**SHORT PROBLEM**: How many lines hold the string "ziehst"? Reply with the number alone.
◆ ◆ ◆
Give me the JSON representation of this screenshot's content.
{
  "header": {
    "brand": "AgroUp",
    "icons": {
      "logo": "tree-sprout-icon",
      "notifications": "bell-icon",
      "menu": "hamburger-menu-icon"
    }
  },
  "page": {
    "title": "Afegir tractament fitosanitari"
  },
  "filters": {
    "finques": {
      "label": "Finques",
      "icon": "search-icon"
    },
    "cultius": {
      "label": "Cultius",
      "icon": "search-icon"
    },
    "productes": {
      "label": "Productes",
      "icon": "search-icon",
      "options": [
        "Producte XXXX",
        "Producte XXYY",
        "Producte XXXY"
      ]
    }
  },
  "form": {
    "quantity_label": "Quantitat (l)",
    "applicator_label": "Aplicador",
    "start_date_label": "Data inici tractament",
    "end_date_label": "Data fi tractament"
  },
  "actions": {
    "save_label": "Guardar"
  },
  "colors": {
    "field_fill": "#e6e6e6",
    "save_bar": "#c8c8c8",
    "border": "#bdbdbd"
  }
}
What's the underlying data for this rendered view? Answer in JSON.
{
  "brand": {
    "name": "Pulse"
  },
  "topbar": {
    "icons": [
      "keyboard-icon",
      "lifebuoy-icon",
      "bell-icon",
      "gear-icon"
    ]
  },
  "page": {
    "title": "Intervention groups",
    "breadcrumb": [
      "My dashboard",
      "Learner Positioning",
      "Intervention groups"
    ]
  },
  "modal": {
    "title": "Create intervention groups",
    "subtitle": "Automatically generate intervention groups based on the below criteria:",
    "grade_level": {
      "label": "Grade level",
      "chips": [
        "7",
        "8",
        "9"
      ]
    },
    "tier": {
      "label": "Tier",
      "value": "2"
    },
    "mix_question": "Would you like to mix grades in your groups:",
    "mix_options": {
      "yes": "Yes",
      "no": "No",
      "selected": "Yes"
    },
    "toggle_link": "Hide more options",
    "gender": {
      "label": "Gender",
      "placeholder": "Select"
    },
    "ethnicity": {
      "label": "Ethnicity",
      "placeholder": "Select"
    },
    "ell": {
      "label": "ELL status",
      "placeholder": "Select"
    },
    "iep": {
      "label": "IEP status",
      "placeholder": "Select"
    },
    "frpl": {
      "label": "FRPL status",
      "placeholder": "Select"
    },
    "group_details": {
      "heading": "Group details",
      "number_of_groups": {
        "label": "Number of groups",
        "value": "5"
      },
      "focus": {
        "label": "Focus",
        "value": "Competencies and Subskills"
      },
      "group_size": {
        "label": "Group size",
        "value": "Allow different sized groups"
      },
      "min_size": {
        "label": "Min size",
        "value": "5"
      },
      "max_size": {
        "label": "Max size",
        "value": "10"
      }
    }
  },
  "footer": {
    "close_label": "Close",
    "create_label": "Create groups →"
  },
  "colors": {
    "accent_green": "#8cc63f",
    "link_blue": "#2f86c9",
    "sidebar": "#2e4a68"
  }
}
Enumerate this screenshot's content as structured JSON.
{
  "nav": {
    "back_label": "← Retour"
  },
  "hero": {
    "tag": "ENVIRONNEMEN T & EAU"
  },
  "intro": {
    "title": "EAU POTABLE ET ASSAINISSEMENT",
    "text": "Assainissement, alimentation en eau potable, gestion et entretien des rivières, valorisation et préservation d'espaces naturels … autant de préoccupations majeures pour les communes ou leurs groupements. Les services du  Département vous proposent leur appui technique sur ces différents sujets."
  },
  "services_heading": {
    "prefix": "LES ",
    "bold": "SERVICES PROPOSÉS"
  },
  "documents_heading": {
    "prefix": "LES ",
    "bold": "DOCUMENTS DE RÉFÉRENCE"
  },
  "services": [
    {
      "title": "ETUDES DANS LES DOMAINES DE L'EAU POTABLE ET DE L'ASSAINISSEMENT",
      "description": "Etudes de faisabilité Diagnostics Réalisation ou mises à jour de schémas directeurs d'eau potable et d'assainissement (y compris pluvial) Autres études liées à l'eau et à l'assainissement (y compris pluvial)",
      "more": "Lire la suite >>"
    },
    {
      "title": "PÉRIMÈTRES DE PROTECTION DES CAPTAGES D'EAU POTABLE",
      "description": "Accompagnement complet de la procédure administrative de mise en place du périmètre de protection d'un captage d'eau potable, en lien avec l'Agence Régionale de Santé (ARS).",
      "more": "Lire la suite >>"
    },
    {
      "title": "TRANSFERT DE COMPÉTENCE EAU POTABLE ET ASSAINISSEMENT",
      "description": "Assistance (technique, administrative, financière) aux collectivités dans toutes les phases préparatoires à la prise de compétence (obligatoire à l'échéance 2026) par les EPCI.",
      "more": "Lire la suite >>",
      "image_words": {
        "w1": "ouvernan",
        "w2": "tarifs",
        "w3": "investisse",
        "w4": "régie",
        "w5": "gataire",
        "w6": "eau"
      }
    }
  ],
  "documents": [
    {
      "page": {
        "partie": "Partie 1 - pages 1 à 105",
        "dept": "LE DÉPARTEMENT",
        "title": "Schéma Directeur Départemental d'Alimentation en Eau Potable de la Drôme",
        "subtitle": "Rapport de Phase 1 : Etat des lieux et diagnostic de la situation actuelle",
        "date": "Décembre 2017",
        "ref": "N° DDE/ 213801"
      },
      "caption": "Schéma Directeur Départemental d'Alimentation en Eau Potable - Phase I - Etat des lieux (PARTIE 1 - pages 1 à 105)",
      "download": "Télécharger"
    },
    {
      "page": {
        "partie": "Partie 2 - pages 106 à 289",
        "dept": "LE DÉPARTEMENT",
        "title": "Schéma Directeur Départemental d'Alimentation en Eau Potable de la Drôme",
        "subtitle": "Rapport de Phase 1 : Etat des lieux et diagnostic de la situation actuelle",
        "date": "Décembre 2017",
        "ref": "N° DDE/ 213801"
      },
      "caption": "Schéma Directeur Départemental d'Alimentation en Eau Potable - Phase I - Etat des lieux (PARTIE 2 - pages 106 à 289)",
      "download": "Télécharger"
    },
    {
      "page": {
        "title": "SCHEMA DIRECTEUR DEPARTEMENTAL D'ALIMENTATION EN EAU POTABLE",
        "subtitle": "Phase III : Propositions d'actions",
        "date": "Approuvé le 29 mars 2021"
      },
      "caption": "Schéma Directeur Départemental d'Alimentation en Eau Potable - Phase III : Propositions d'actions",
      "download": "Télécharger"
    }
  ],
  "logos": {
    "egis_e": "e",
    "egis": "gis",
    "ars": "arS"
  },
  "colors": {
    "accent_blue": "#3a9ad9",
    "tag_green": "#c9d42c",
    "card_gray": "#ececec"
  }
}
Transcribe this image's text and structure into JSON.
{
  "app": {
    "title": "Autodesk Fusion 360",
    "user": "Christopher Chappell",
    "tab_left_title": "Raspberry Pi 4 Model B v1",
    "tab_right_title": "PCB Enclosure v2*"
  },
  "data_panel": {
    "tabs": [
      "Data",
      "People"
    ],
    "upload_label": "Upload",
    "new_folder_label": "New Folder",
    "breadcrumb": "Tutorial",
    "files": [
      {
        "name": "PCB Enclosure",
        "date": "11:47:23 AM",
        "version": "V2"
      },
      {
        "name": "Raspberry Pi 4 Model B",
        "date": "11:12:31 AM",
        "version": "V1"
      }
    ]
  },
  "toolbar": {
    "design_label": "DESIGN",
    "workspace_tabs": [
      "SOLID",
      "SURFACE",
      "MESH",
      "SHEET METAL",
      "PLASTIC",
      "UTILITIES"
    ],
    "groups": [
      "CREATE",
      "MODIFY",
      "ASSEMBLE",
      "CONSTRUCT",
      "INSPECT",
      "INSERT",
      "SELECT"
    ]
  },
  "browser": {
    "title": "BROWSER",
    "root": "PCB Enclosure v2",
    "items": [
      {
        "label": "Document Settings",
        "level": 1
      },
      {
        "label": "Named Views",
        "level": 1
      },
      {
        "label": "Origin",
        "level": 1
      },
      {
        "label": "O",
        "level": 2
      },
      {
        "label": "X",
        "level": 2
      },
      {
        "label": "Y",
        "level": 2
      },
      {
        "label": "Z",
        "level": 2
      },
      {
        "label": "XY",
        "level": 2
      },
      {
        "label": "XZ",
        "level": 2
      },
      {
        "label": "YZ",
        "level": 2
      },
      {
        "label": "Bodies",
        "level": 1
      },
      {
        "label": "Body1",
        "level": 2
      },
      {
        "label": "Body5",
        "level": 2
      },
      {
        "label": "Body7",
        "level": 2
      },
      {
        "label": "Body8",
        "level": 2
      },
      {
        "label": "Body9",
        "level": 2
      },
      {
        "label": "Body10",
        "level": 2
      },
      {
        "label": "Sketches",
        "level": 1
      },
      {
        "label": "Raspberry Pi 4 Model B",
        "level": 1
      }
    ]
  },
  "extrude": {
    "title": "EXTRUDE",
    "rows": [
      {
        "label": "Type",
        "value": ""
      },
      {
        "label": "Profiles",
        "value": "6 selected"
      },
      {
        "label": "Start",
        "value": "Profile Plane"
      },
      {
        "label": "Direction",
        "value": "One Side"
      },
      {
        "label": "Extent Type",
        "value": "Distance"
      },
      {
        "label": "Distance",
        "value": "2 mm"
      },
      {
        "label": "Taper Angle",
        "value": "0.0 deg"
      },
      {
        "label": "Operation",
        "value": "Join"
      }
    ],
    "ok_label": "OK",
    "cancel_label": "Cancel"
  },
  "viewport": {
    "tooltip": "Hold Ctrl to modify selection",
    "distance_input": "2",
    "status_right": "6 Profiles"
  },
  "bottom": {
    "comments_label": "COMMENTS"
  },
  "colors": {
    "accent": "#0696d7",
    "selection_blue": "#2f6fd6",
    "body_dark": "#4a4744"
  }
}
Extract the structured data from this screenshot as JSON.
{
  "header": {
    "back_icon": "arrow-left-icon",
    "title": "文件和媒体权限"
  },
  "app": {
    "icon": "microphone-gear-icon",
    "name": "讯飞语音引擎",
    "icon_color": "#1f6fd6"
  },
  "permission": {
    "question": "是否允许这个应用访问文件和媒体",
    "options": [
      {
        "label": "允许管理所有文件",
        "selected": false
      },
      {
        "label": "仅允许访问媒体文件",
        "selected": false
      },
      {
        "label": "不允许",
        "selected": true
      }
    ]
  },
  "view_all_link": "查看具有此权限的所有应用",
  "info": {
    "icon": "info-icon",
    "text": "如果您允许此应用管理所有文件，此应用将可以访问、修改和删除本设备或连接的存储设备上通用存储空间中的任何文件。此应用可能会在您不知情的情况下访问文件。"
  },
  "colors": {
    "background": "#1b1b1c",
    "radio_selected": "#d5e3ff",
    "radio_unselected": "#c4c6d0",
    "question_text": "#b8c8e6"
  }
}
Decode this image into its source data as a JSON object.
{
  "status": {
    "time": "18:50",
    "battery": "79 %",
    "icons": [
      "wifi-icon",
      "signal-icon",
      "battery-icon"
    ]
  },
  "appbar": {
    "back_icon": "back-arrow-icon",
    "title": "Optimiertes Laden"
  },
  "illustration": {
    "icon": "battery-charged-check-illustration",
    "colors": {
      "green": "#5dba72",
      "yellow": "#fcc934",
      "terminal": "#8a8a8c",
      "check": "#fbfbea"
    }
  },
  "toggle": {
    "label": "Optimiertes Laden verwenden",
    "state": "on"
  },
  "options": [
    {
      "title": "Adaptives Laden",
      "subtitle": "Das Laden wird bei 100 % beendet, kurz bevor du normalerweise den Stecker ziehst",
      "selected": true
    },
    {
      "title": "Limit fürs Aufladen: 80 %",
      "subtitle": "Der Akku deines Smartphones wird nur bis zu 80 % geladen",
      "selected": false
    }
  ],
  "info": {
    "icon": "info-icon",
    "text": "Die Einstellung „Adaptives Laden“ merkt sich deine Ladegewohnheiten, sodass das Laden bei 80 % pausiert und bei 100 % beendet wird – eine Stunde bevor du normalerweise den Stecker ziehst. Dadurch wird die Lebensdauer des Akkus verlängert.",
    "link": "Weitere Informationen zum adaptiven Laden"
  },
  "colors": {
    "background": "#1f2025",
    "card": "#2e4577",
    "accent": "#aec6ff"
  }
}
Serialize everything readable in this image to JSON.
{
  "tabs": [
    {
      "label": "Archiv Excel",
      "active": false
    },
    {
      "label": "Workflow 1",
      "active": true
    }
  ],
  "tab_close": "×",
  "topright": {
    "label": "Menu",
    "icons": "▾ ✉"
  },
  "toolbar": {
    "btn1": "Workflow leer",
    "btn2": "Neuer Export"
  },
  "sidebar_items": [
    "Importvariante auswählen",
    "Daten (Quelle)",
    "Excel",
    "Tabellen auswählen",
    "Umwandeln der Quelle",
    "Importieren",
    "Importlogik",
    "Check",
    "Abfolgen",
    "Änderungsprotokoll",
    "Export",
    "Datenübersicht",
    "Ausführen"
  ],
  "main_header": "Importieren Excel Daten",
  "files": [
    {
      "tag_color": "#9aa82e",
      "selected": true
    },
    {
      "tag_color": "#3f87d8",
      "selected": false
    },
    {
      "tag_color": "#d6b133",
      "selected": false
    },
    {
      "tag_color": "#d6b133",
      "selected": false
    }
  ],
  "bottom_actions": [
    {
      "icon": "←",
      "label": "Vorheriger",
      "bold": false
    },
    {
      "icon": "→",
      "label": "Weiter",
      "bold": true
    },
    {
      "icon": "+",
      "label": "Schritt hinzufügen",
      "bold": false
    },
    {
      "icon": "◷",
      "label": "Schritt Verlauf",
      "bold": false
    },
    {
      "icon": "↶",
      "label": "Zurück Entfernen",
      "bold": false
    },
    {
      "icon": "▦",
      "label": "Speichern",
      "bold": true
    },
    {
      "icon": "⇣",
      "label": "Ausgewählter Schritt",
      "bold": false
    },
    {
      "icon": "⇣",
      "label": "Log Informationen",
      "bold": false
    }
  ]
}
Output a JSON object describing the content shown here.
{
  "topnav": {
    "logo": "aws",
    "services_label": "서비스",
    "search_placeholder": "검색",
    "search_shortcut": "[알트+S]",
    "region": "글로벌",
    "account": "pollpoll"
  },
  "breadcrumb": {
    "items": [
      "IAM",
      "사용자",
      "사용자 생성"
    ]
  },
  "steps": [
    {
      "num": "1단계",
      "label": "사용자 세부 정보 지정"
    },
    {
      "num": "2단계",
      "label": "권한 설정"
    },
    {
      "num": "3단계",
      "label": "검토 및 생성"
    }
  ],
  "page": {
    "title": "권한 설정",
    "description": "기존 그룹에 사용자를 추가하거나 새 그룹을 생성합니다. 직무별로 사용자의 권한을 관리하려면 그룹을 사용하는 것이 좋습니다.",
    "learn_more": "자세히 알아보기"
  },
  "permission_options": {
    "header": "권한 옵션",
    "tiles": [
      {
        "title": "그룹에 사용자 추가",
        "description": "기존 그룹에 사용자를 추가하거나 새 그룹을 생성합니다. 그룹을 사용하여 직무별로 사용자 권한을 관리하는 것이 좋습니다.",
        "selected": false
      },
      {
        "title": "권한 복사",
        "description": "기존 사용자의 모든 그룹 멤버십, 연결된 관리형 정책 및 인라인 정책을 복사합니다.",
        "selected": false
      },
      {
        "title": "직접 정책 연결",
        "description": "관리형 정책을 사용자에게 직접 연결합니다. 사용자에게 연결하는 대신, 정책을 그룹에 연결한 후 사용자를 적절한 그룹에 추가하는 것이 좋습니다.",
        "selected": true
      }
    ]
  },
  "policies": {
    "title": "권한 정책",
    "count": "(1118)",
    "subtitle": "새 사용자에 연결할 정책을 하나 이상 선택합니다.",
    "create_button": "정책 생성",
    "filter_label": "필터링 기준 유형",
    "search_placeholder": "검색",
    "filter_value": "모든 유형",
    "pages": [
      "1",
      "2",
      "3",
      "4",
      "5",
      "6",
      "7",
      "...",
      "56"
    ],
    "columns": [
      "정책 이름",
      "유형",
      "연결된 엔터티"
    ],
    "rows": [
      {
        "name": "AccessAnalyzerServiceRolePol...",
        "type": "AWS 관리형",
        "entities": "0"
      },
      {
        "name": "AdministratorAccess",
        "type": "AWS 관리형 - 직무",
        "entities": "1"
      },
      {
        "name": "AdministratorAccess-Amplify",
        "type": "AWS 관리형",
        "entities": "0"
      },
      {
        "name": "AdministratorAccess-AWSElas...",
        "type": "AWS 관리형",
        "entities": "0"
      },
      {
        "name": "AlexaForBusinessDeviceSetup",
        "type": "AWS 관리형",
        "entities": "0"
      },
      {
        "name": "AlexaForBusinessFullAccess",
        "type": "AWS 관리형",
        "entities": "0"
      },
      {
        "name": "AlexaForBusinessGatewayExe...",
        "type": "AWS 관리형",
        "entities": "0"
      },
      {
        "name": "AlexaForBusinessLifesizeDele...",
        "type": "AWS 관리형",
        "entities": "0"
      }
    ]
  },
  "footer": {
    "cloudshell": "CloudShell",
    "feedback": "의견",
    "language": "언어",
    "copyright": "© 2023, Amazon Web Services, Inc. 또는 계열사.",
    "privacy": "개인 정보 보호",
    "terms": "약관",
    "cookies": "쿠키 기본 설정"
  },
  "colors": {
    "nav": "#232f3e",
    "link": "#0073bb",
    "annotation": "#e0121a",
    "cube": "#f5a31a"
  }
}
◆ ◆ ◆
**RESULT OF THIS EXERCISE**: 2